- WORK INSTRUCTIONS:
1: In the excerpt on directors' duty of care, write out the passage from "67 Directors and" to "made. (emphasis added)", changing "Courts" to "Judges".
2: Answer these questions using the excerpt on directors' duty of care:
(a) Which provision of the CBCA sets out the duty of care?
(b) According to the excerpt, what is not demanded when determining whether directors breached the duty of care?
(c) To whom must an employer remit the amounts withheld from its employees' earnings?

- EXCERPT PROVIDED:
67 Directors and officers will not be held to be in breach of the duty of care under s. 122(1)(b) of the CBCA if they Act prudently and on a reasonably informed basis. The decisions they make must be reasonable business decisions in light of all the circumstances about which the directors or officers knew or ought to have known. In determining whether directors have acted in a manner that breached the duty of care, it is worth repeating that perfection is not demanded. Courts are ill-suited and should be reluctant to second-guess the application of business expertise to the considerations that are involved in corporate decision making, but they are capable, on the facts of any case, of determining whether an appropriate degree of prudence and diligence was brought to bear in reaching what is claimed to be a reasonable business decision at the time it was made. (emphasis added)

Can this be said to be the same standard that applies to the obligation of an employer to remit to the Receiver General the amounts that it has withheld from its employees’ earnings for their income tax liability as required under section 153? I think not.

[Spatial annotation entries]
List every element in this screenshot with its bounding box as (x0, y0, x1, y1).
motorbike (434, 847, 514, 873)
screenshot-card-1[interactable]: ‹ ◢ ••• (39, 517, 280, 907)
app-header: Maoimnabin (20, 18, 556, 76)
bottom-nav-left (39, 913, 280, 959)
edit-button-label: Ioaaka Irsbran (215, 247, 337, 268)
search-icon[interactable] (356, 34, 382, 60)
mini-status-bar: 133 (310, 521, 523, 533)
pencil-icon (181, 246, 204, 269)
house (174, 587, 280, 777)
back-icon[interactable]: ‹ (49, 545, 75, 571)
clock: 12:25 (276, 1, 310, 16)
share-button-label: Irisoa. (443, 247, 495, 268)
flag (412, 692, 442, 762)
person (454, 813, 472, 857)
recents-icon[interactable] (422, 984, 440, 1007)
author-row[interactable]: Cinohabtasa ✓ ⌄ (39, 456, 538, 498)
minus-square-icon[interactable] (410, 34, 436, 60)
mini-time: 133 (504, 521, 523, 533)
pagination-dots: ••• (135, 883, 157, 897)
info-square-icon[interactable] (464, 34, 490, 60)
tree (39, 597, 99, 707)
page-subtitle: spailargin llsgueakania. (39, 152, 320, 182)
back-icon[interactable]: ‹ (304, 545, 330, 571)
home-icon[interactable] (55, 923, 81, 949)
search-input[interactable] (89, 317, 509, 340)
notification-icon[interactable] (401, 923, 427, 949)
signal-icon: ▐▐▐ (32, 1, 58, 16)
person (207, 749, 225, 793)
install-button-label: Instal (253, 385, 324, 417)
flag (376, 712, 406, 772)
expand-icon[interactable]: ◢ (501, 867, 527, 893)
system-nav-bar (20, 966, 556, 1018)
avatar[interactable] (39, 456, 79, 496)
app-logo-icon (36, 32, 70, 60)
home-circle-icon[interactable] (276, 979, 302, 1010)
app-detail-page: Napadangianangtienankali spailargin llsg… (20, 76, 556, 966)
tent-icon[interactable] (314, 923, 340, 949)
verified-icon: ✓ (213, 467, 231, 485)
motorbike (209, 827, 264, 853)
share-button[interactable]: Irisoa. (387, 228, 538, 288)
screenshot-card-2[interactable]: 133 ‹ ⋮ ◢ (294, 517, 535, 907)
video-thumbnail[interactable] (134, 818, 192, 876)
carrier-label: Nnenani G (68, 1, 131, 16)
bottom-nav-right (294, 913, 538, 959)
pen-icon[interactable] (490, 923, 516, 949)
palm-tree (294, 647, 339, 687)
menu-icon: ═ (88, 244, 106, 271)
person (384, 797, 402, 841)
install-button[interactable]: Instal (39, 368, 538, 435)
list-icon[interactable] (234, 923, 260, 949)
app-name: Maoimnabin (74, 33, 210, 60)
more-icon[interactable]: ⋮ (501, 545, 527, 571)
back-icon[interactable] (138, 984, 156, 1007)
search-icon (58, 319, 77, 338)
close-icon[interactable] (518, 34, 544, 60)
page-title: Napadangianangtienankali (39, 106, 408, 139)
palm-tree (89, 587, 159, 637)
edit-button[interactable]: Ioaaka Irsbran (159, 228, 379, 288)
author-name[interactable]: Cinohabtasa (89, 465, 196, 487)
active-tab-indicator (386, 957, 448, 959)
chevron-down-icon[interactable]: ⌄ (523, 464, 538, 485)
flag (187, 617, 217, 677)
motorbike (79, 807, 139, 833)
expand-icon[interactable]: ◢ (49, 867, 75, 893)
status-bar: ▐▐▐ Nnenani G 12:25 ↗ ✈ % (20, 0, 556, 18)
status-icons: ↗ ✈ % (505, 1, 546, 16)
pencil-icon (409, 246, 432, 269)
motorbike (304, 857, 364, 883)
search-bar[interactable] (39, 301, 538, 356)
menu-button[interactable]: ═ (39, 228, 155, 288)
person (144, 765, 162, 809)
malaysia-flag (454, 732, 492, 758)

- FULL SOLUTIONS:
1:
67 Directors and officers will not be held to be in breach of the duty of care under s. 122(1)(b) of the CBCA if they Act prudently and on a reasonably informed basis. The decisions they make must be reasonable business decisions in light of all the circumstances about which the directors or officers knew or ought to have known. In determining whether directors have acted in a manner that breached the duty of care, it is worth repeating that perfection is not demanded. Judges are ill-suited and should be reluctant to second-guess the application of business expertise to the considerations that are involved in corporate decision making, but they are capable, on the facts of any case, of determining whether an appropriate degree of prudence and diligence was brought to bear in reaching what is claimed to be a reasonable business decision at the time it was made. (emphasis added)

2:
(a) Section 122(1)(b) of the CBCA.
(b) Perfection.
(c) The Receiver General.